▶ _Short problem_
Count lines with "name" in them. Report only the total.

▶ _The data_
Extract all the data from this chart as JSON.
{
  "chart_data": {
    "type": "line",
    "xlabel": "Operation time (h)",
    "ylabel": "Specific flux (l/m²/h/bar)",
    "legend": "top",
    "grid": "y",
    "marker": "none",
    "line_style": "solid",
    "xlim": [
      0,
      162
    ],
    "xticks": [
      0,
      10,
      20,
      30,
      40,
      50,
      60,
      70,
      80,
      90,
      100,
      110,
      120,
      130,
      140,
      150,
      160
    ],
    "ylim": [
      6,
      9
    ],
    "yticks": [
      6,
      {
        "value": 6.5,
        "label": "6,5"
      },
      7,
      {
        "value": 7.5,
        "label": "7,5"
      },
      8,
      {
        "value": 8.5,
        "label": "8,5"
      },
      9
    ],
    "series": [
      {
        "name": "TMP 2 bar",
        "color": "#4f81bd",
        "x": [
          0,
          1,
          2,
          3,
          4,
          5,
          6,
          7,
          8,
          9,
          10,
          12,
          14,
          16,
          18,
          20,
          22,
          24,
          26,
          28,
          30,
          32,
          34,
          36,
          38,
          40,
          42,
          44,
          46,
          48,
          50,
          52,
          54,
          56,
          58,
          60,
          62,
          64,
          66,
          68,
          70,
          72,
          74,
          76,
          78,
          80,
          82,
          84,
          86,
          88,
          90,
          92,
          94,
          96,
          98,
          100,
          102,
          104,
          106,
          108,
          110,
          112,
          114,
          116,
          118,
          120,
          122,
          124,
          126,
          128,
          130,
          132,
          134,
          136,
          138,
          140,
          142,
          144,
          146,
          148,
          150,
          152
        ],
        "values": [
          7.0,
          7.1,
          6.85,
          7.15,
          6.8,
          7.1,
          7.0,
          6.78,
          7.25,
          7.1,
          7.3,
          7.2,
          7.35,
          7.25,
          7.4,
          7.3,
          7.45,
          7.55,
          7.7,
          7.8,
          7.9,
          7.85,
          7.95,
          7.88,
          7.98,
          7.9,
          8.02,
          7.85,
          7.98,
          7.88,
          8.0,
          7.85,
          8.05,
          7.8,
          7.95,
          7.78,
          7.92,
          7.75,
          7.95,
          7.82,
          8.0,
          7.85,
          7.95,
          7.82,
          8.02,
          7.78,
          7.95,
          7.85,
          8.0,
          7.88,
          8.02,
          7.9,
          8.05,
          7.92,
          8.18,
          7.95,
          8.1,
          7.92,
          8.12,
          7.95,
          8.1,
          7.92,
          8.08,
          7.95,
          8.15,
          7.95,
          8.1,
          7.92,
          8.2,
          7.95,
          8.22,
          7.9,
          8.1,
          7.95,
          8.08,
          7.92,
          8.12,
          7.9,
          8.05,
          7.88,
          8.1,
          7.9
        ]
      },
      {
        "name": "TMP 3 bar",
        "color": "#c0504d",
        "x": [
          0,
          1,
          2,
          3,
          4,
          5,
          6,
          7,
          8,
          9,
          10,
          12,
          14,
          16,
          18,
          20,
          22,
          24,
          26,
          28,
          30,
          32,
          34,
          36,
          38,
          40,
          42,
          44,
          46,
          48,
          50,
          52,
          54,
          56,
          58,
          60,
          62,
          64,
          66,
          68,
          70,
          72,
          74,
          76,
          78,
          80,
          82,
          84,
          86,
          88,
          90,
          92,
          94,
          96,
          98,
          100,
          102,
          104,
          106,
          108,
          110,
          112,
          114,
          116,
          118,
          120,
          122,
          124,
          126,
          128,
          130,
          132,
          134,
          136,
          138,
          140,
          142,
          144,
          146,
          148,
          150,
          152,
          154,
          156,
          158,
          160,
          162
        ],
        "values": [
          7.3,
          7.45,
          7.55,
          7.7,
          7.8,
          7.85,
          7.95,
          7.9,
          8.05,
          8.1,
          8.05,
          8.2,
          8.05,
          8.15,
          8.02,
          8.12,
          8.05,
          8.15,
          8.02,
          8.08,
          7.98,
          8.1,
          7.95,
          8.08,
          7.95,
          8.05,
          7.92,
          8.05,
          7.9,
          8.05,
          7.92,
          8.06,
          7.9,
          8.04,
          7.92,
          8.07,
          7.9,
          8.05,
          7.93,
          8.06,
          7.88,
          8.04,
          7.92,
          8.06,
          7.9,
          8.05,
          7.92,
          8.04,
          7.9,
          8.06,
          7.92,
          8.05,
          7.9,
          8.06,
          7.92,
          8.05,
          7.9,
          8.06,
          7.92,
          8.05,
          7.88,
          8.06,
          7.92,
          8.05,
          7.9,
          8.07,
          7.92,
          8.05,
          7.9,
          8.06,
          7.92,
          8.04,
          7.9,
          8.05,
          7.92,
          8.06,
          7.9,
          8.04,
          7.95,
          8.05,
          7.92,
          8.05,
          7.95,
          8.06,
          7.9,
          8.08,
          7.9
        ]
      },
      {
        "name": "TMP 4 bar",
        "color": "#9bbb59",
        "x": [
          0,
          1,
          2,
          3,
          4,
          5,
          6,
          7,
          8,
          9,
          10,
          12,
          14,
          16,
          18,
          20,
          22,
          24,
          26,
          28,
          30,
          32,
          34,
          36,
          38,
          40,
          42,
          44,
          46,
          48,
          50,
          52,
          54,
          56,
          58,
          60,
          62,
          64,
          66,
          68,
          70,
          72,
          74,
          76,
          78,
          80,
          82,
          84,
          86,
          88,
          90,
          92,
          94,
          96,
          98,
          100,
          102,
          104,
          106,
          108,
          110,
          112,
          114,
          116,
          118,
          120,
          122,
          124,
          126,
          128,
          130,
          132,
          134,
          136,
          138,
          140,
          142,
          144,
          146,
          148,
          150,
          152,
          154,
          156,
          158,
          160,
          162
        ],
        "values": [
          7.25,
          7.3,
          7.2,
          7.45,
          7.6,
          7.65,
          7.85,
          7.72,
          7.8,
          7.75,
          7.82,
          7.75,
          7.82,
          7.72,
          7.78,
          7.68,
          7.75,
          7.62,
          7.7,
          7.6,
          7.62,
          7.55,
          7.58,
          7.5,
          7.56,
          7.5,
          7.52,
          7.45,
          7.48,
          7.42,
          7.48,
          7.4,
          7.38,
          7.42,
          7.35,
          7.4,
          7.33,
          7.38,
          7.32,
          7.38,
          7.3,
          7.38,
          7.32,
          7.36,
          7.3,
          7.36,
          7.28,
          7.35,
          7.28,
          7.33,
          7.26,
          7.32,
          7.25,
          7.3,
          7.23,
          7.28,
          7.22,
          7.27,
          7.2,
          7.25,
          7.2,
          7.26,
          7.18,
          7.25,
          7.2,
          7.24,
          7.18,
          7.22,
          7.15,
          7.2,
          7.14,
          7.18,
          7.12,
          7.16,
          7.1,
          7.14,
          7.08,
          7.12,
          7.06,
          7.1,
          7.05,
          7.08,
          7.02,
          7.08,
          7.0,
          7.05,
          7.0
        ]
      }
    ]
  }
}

▶ _Result of the exercise_
3